→ **Given problem**: Write out each line of the listing as it stands, without the images.

==== Records ====

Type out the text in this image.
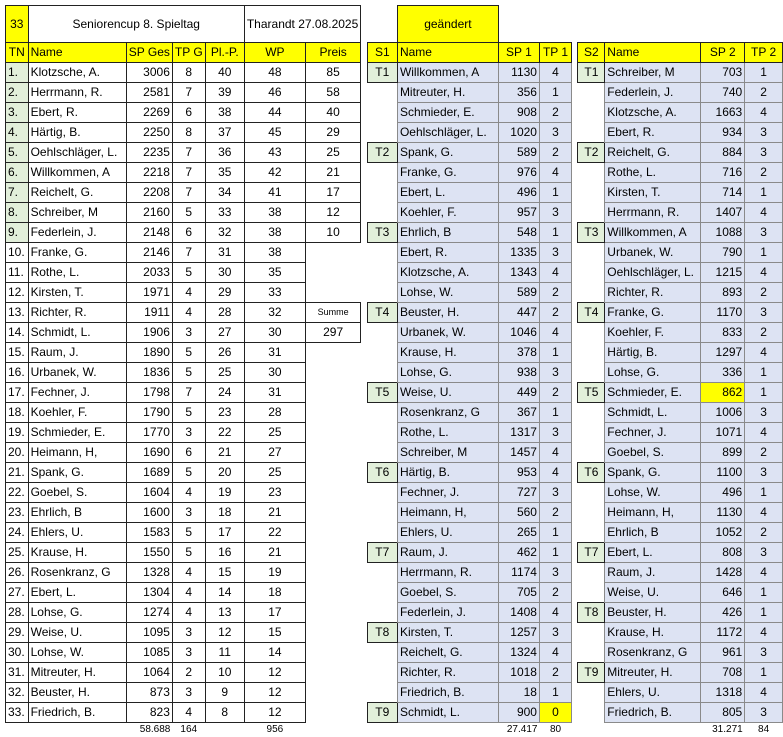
33	Seniorencup 8. Spieltag				Tharandt 27.08.2025				geändert							
TN	Name	SP Ges	TP G	Pl.-P.	WP	Preis		S1	Name	SP 1	TP 1		S2	Name	SP 2	TP 2
1.	Klotzsche, A.	3006	8	40	48	85		T1	Willkommen, A	1130	4		T1	Schreiber, M	703	1
2.	Herrmann, R.	2581	7	39	46	58			Mitreuter, H.	356	1			Federlein, J.	740	2
3.	Ebert, R.	2269	6	38	44	40			Schmieder, E.	908	2			Klotzsche, A.	1663	4
4.	Härtig, B.	2250	8	37	45	29			Oehlschläger, L.	1020	3			Ebert, R.	934	3
5.	Oehlschläger, L.	2235	7	36	43	25		T2	Spank, G.	589	2		T2	Reichelt, G.	884	3
6.	Willkommen, A	2218	7	35	42	21			Franke, G.	976	4			Rothe, L.	716	2
7.	Reichelt, G.	2208	7	34	41	17			Ebert, L.	496	1			Kirsten, T.	714	1
8.	Schreiber, M	2160	5	33	38	12			Koehler, F.	957	3			Herrmann, R.	1407	4
9.	Federlein, J.	2148	6	32	38	10		T3	Ehrlich, B	548	1		T3	Willkommen, A	1088	3
10.	Franke, G.	2146	7	31	38				Ebert, R.	1335	3			Urbanek, W.	790	1
11.	Rothe, L.	2033	5	30	35				Klotzsche, A.	1343	4			Oehlschläger, L.	1215	4
12.	Kirsten, T.	1971	4	29	33				Lohse, W.	589	2			Richter, R.	893	2
13.	Richter, R.	1911	4	28	32	Summe		T4	Beuster, H.	447	2		T4	Franke, G.	1170	3
14.	Schmidt, L.	1906	3	27	30	297			Urbanek, W.	1046	4			Koehler, F.	833	2
15.	Raum, J.	1890	5	26	31				Krause, H.	378	1			Härtig, B.	1297	4
16.	Urbanek, W.	1836	5	25	30				Lohse, G.	938	3			Lohse, G.	336	1
17.	Fechner, J.	1798	7	24	31			T5	Weise, U.	449	2		T5	Schmieder, E.	862	1
18.	Koehler, F.	1790	5	23	28				Rosenkranz, G	367	1			Schmidt, L.	1006	3
19.	Schmieder, E.	1770	3	22	25				Rothe, L.	1317	3			Fechner, J.	1071	4
20.	Heimann, H,	1690	6	21	27				Schreiber, M	1457	4			Goebel, S.	899	2
21.	Spank, G.	1689	5	20	25			T6	Härtig, B.	953	4		T6	Spank, G.	1100	3
22.	Goebel, S.	1604	4	19	23				Fechner, J.	727	3			Lohse, W.	496	1
23.	Ehrlich, B	1600	3	18	21				Heimann, H,	560	2			Heimann, H,	1130	4
24.	Ehlers, U.	1583	5	17	22				Ehlers, U.	265	1			Ehrlich, B	1052	2
25.	Krause, H.	1550	5	16	21			T7	Raum, J.	462	1		T7	Ebert, L.	808	3
26.	Rosenkranz, G	1328	4	15	19				Herrmann, R.	1174	3			Raum, J.	1428	4
27.	Ebert, L.	1304	4	14	18				Goebel, S.	705	2			Weise, U.	646	1
28.	Lohse, G.	1274	4	13	17				Federlein, J.	1408	4		T8	Beuster, H.	426	1
29.	Weise, U.	1095	3	12	15			T8	Kirsten, T.	1257	3			Krause, H.	1172	4
30.	Lohse, W.	1085	3	11	14				Reichelt, G.	1324	4			Rosenkranz, G	961	3
31.	Mitreuter, H.	1064	2	10	12				Richter, R.	1018	2		T9	Mitreuter, H.	708	1
32.	Beuster, H.	873	3	9	12				Friedrich, B.	18	1			Ehlers, U.	1318	4
33.	Friedrich, B.	823	4	8	12			T9	Schmidt, L.	900	0			Friedrich, B.	805	3
		58.688	164		956					27.417	80				31.271	84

====

→ **Solution to the exercise**:
Type out the text in this image.
33	Seniorencup 8. Spieltag				Tharandt 27.08.2025				geändert							
TN	Name	SP Ges	TP G	Pl.-P.	WP	Preis		S1	Name	SP 1	TP 1		S2	Name	SP 2	TP 2
1.	Klotzsche, A.	3006	8	40	48	85		T1	Willkommen, A	1130	4		T1	Schreiber, M	703	1
2.	Herrmann, R.	2581	7	39	46	58			Mitreuter, H.	356	1			Federlein, J.	740	2
3.	Ebert, R.	2269	6	38	44	40			Schmieder, E.	908	2			Klotzsche, A.	1663	4
4.	Härtig, B.	2250	8	37	45	29			Oehlschläger, L.	1020	3			Ebert, R.	934	3
5.	Oehlschläger, L.	2235	7	36	43	25		T2	Spank, G.	589	2		T2	Reichelt, G.	884	3
6.	Willkommen, A	2218	7	35	42	21			Franke, G.	976	4			Rothe, L.	716	2
7.	Reichelt, G.	2208	7	34	41	17			Ebert, L.	496	1			Kirsten, T.	714	1
8.	Schreiber, M	2160	5	33	38	12			Koehler, F.	957	3			Herrmann, R.	1407	4
9.	Federlein, J.	2148	6	32	38	10		T3	Ehrlich, B	548	1		T3	Willkommen, A	1088	3
10.	Franke, G.	2146	7	31	38				Ebert, R.	1335	3			Urbanek, W.	790	1
11.	Rothe, L.	2033	5	30	35				Klotzsche, A.	1343	4			Oehlschläger, L.	1215	4
12.	Kirsten, T.	1971	4	29	33				Lohse, W.	589	2			Richter, R.	893	2
13.	Richter, R.	1911	4	28	32	Summe		T4	Beuster, H.	447	2		T4	Franke, G.	1170	3
14.	Schmidt, L.	1906	3	27	30	297			Urbanek, W.	1046	4			Koehler, F.	833	2
15.	Raum, J.	1890	5	26	31				Krause, H.	378	1			Härtig, B.	1297	4
16.	Urbanek, W.	1836	5	25	30				Lohse, G.	938	3			Lohse, G.	336	1
17.	Fechner, J.	1798	7	24	31			T5	Weise, U.	449	2		T5	Schmieder, E.	862	1
18.	Koehler, F.	1790	5	23	28				Rosenkranz, G	367	1			Schmidt, L.	1006	3
19.	Schmieder, E.	1770	3	22	25				Rothe, L.	1317	3			Fechner, J.	1071	4
20.	Heimann, H,	1690	6	21	27				Schreiber, M	1457	4			Goebel, S.	899	2
21.	Spank, G.	1689	5	20	25			T6	Härtig, B.	953	4		T6	Spank, G.	1100	3
22.	Goebel, S.	1604	4	19	23				Fechner, J.	727	3			Lohse, W.	496	1
23.	Ehrlich, B	1600	3	18	21				Heimann, H,	560	2			Heimann, H,	1130	4
24.	Ehlers, U.	1583	5	17	22				Ehlers, U.	265	1			Ehrlich, B	1052	2
25.	Krause, H.	1550	5	16	21			T7	Raum, J.	462	1		T7	Ebert, L.	808	3
26.	Rosenkranz, G	1328	4	15	19				Herrmann, R.	1174	3			Raum, J.	1428	4
27.	Ebert, L.	1304	4	14	18				Goebel, S.	705	2			Weise, U.	646	1
28.	Lohse, G.	1274	4	13	17				Federlein, J.	1408	4		T8	Beuster, H.	426	1
29.	Weise, U.	1095	3	12	15			T8	Kirsten, T.	1257	3			Krause, H.	1172	4
30.	Lohse, W.	1085	3	11	14				Reichelt, G.	1324	4			Rosenkranz, G	961	3
31.	Mitreuter, H.	1064	2	10	12				Richter, R.	1018	2		T9	Mitreuter, H.	708	1
32.	Beuster, H.	873	3	9	12				Friedrich, B.	18	1			Ehlers, U.	1318	4
33.	Friedrich, B.	823	4	8	12			T9	Schmidt, L.	900	0			Friedrich, B.	805	3
		58.688	164		956					27.417	80				31.271	84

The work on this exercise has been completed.